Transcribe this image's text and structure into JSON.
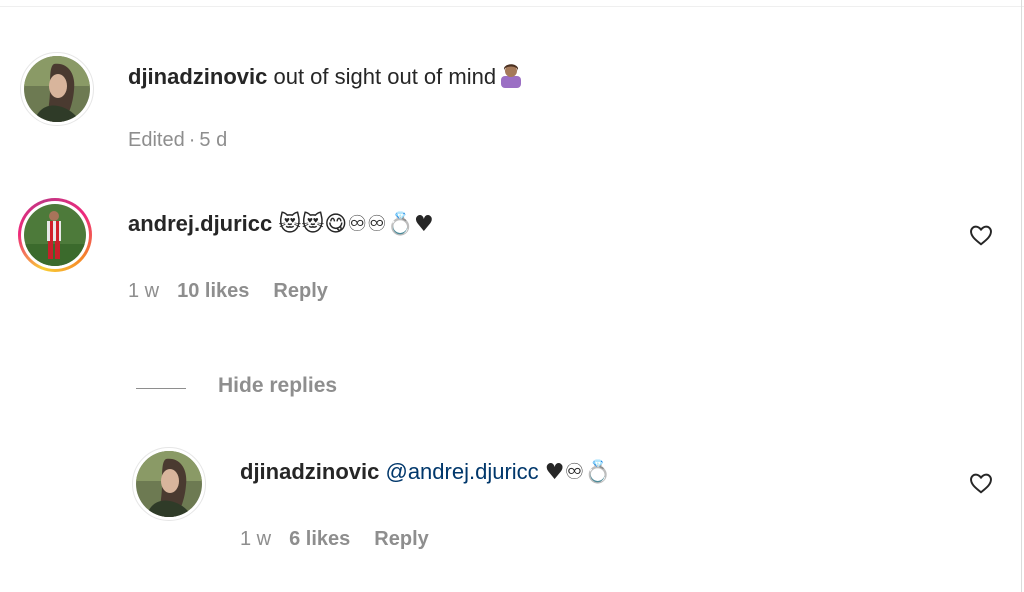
{
  "comments": [
    {
      "username": "djinadzinovic",
      "text": "out of sight out of mind",
      "emoji": "🙎",
      "meta": {
        "edited": "Edited",
        "sep": "·",
        "time": "5 d"
      }
    },
    {
      "username": "andrej.djuricc",
      "emoji": "😻😻😋♾♾💍♥",
      "meta": {
        "time": "1 w",
        "likes": "10 likes",
        "reply": "Reply"
      }
    }
  ],
  "replies_toggle": "Hide replies",
  "reply": {
    "username": "djinadzinovic",
    "mention": "@andrej.djuricc",
    "emoji": "♥♾💍",
    "meta": {
      "time": "1 w",
      "likes": "6 likes",
      "reply": "Reply"
    }
  }
}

----

* **Work to be completed**
Give the number of lines in the entries above that include the string "djuricc". No other output is expected.

* **Full answer**
2